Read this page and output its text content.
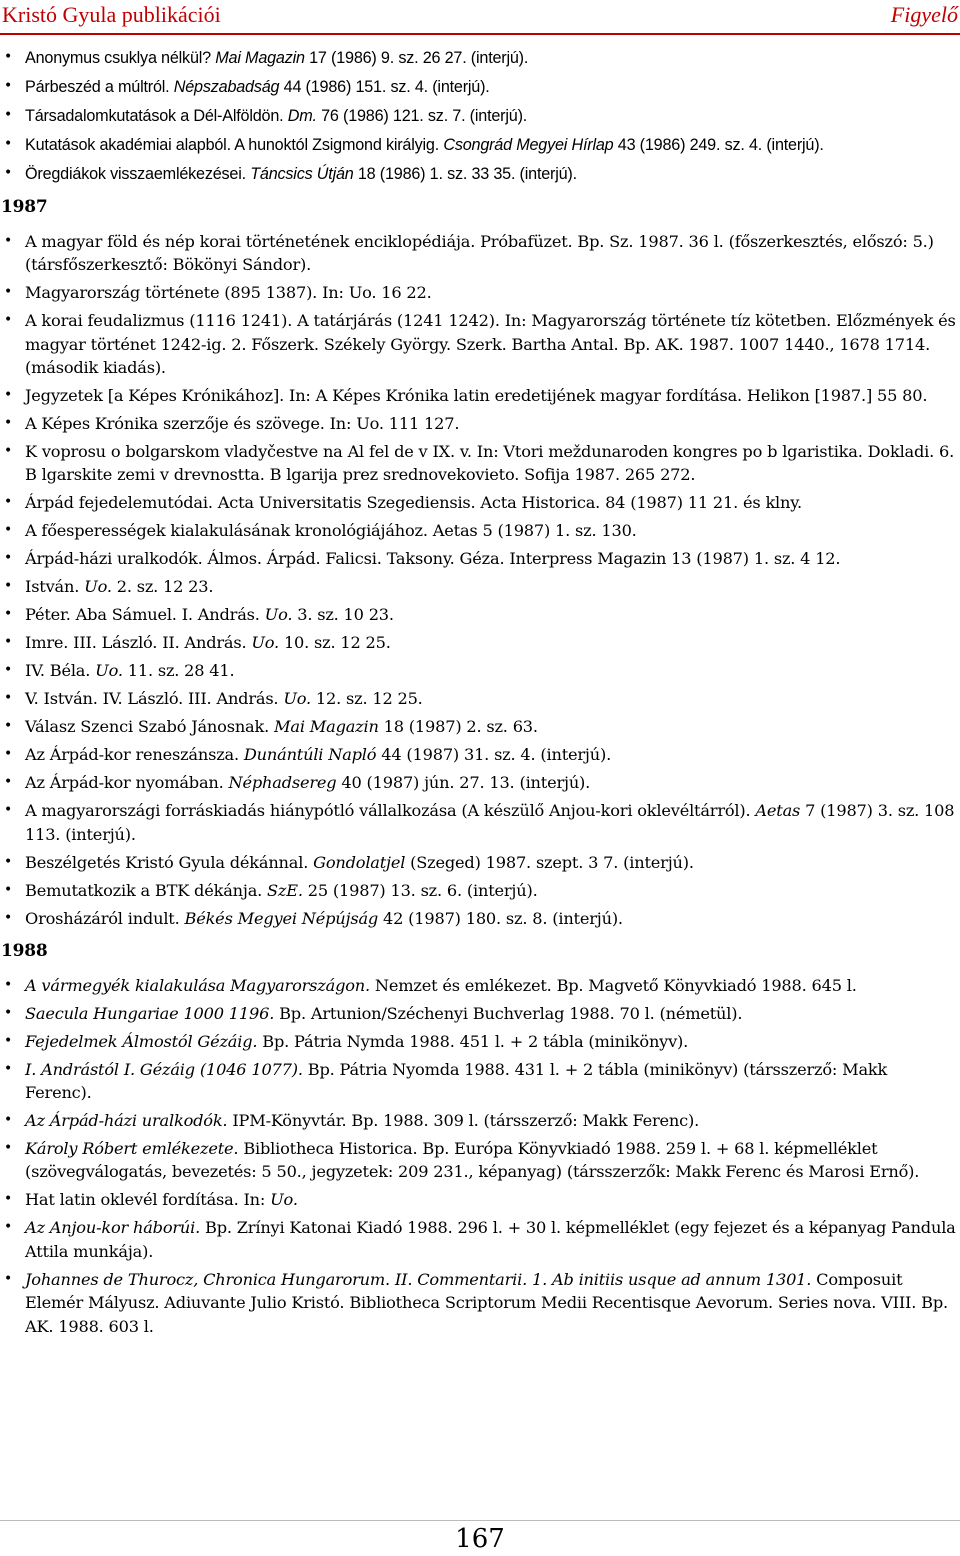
Kristó Gyula publikációi	Figyelő
• Anonymus csuklya nélkül? Mai Magazin 17 (1986) 9. sz. 26 27. (interjú).
• Párbeszéd a múltról. Népszabadság 44 (1986) 151. sz. 4. (interjú).
• Társadalomkutatások a Dél-Alföldön. Dm. 76 (1986) 121. sz. 7. (interjú).
• Kutatások akadémiai alapból. A hunoktól Zsigmond királyig. Csongrád Megyei Hírlap 43 (1986) 249. sz. 4. (interjú).
• Öregdiákok visszaemlékezései. Táncsics Útján 18 (1986) 1. sz. 33 35. (interjú).
1987
• A magyar föld és nép korai történetének enciklopédiája. Próbafüzet. Bp. Sz. 1987. 36 l. (főszerkesztés, előszó: 5.) (társfőszerkesztő: Bökönyi Sándor).
• Magyarország története (895 1387). In: Uo. 16 22.
• A korai feudalizmus (1116 1241). A tatárjárás (1241 1242). In: Magyarország története tíz kötetben. Előzmények és magyar történet 1242-ig. 2. Főszerk. Székely György. Szerk. Bartha Antal. Bp. AK. 1987. 1007 1440., 1678 1714. (második kiadás).
• Jegyzetek [a Képes Krónikához]. In: A Képes Krónika latin eredetijének magyar fordítása. Helikon [1987.] 55 80.
• A Képes Krónika szerzője és szövege. In: Uo. 111 127.
• K voprosu o bolgarskom vladyčestve na Al fel de v IX. v. In: Vtori meždunaroden kongres po b lgaristika. Dokladi. 6. B lgarskite zemi v drevnostta. B lgarija prez srednovekovieto. Sofija 1987. 265 272.
• Árpád fejedelemutódai. Acta Universitatis Szegediensis. Acta Historica. 84 (1987) 11 21. és klny.
• A főesperességek kialakulásának kronológiájához. Aetas 5 (1987) 1. sz. 130.
• Árpád-házi uralkodók. Álmos. Árpád. Falicsi. Taksony. Géza. Interpress Magazin 13 (1987) 1. sz. 4 12.
• István. Uo. 2. sz. 12 23.
• Péter. Aba Sámuel. I. András. Uo. 3. sz. 10 23.
• Imre. III. László. II. András. Uo. 10. sz. 12 25.
• IV. Béla. Uo. 11. sz. 28 41.
• V. István. IV. László. III. András. Uo. 12. sz. 12 25.
• Válasz Szenci Szabó Jánosnak. Mai Magazin 18 (1987) 2. sz. 63.
• Az Árpád-kor reneszánsza. Dunántúli Napló 44 (1987) 31. sz. 4. (interjú).
• Az Árpád-kor nyomában. Néphadsereg 40 (1987) jún. 27. 13. (interjú).
• A magyarországi forráskiadás hiánypótló vállalkozása (A készülő Anjou-kori oklevéltárról). Aetas 7 (1987) 3. sz. 108 113. (interjú).
• Beszélgetés Kristó Gyula dékánnal. Gondolatjel (Szeged) 1987. szept. 3 7. (interjú).
• Bemutatkozik a BTK dékánja. SzE. 25 (1987) 13. sz. 6. (interjú).
• Orosházáról indult. Békés Megyei Népújság 42 (1987) 180. sz. 8. (interjú).
1988
• A vármegyék kialakulása Magyarországon. Nemzet és emlékezet. Bp. Magvető Könyvkiadó 1988. 645 l.
• Saecula Hungariae 1000 1196. Bp. Artunion/Széchenyi Buchverlag 1988. 70 l. (németül).
• Fejedelmek Álmostól Gézáig. Bp. Pátria Nymda 1988. 451 l. + 2 tábla (minikönyv).
• I. Andrástól I. Gézáig (1046 1077). Bp. Pátria Nyomda 1988. 431 l. + 2 tábla (minikönyv) (társszerző: Makk Ferenc).
• Az Árpád-házi uralkodók. IPM-Könyvtár. Bp. 1988. 309 l. (társszerző: Makk Ferenc).
• Károly Róbert emlékezete. Bibliotheca Historica. Bp. Európa Könyvkiadó 1988. 259 l. + 68 l. képmelléklet (szövegválogatás, bevezetés: 5 50., jegyzetek: 209 231., képanyag) (társszerzők: Makk Ferenc és Marosi Ernő).
• Hat latin oklevél fordítása. In: Uo.
• Az Anjou-kor háborúi. Bp. Zrínyi Katonai Kiadó 1988. 296 l. + 30 l. képmelléklet (egy fejezet és a képanyag Pandula Attila munkája).
• Johannes de Thurocz, Chronica Hungarorum. II. Commentarii. 1. Ab initiis usque ad annum 1301. Composuit Elemér Mályusz. Adiuvante Julio Kristó. Bibliotheca Scriptorum Medii Recentisque Aevorum. Series nova. VIII. Bp. AK. 1988. 603 l.
167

TASK OBJECTIVE ▸
Output the data above without changes, apart from leaving out the pictures.

RESPONSE TO THE TASK ▸
Read this page and output its text content.
Kristó Gyula publikációi	Figyelő
• Anonymus csuklya nélkül? Mai Magazin 17 (1986) 9. sz. 26 27. (interjú).
• Párbeszéd a múltról. Népszabadság 44 (1986) 151. sz. 4. (interjú).
• Társadalomkutatások a Dél-Alföldön. Dm. 76 (1986) 121. sz. 7. (interjú).
• Kutatások akadémiai alapból. A hunoktól Zsigmond királyig. Csongrád Megyei Hírlap 43 (1986) 249. sz. 4. (interjú).
• Öregdiákok visszaemlékezései. Táncsics Útján 18 (1986) 1. sz. 33 35. (interjú).
1987
• A magyar föld és nép korai történetének enciklopédiája. Próbafüzet. Bp. Sz. 1987. 36 l. (főszerkesztés, előszó: 5.) (társfőszerkesztő: Bökönyi Sándor).
• Magyarország története (895 1387). In: Uo. 16 22.
• A korai feudalizmus (1116 1241). A tatárjárás (1241 1242). In: Magyarország története tíz kötetben. Előzmények és magyar történet 1242-ig. 2. Főszerk. Székely György. Szerk. Bartha Antal. Bp. AK. 1987. 1007 1440., 1678 1714. (második kiadás).
• Jegyzetek [a Képes Krónikához]. In: A Képes Krónika latin eredetijének magyar fordítása. Helikon [1987.] 55 80.
• A Képes Krónika szerzője és szövege. In: Uo. 111 127.
• K voprosu o bolgarskom vladyčestve na Al fel de v IX. v. In: Vtori meždunaroden kongres po b lgaristika. Dokladi. 6. B lgarskite zemi v drevnostta. B lgarija prez srednovekovieto. Sofija 1987. 265 272.
• Árpád fejedelemutódai. Acta Universitatis Szegediensis. Acta Historica. 84 (1987) 11 21. és klny.
• A főesperességek kialakulásának kronológiájához. Aetas 5 (1987) 1. sz. 130.
• Árpád-házi uralkodók. Álmos. Árpád. Falicsi. Taksony. Géza. Interpress Magazin 13 (1987) 1. sz. 4 12.
• István. Uo. 2. sz. 12 23.
• Péter. Aba Sámuel. I. András. Uo. 3. sz. 10 23.
• Imre. III. László. II. András. Uo. 10. sz. 12 25.
• IV. Béla. Uo. 11. sz. 28 41.
• V. István. IV. László. III. András. Uo. 12. sz. 12 25.
• Válasz Szenci Szabó Jánosnak. Mai Magazin 18 (1987) 2. sz. 63.
• Az Árpád-kor reneszánsza. Dunántúli Napló 44 (1987) 31. sz. 4. (interjú).
• Az Árpád-kor nyomában. Néphadsereg 40 (1987) jún. 27. 13. (interjú).
• A magyarországi forráskiadás hiánypótló vállalkozása (A készülő Anjou-kori oklevéltárról). Aetas 7 (1987) 3. sz. 108 113. (interjú).
• Beszélgetés Kristó Gyula dékánnal. Gondolatjel (Szeged) 1987. szept. 3 7. (interjú).
• Bemutatkozik a BTK dékánja. SzE. 25 (1987) 13. sz. 6. (interjú).
• Orosházáról indult. Békés Megyei Népújság 42 (1987) 180. sz. 8. (interjú).
1988
• A vármegyék kialakulása Magyarországon. Nemzet és emlékezet. Bp. Magvető Könyvkiadó 1988. 645 l.
• Saecula Hungariae 1000 1196. Bp. Artunion/Széchenyi Buchverlag 1988. 70 l. (németül).
• Fejedelmek Álmostól Gézáig. Bp. Pátria Nymda 1988. 451 l. + 2 tábla (minikönyv).
• I. Andrástól I. Gézáig (1046 1077). Bp. Pátria Nyomda 1988. 431 l. + 2 tábla (minikönyv) (társszerző: Makk Ferenc).
• Az Árpád-házi uralkodók. IPM-Könyvtár. Bp. 1988. 309 l. (társszerző: Makk Ferenc).
• Károly Róbert emlékezete. Bibliotheca Historica. Bp. Európa Könyvkiadó 1988. 259 l. + 68 l. képmelléklet (szövegválogatás, bevezetés: 5 50., jegyzetek: 209 231., képanyag) (társszerzők: Makk Ferenc és Marosi Ernő).
• Hat latin oklevél fordítása. In: Uo.
• Az Anjou-kor háborúi. Bp. Zrínyi Katonai Kiadó 1988. 296 l. + 30 l. képmelléklet (egy fejezet és a képanyag Pandula Attila munkája).
• Johannes de Thurocz, Chronica Hungarorum. II. Commentarii. 1. Ab initiis usque ad annum 1301. Composuit Elemér Mályusz. Adiuvante Julio Kristó. Bibliotheca Scriptorum Medii Recentisque Aevorum. Series nova. VIII. Bp. AK. 1988. 603 l.
167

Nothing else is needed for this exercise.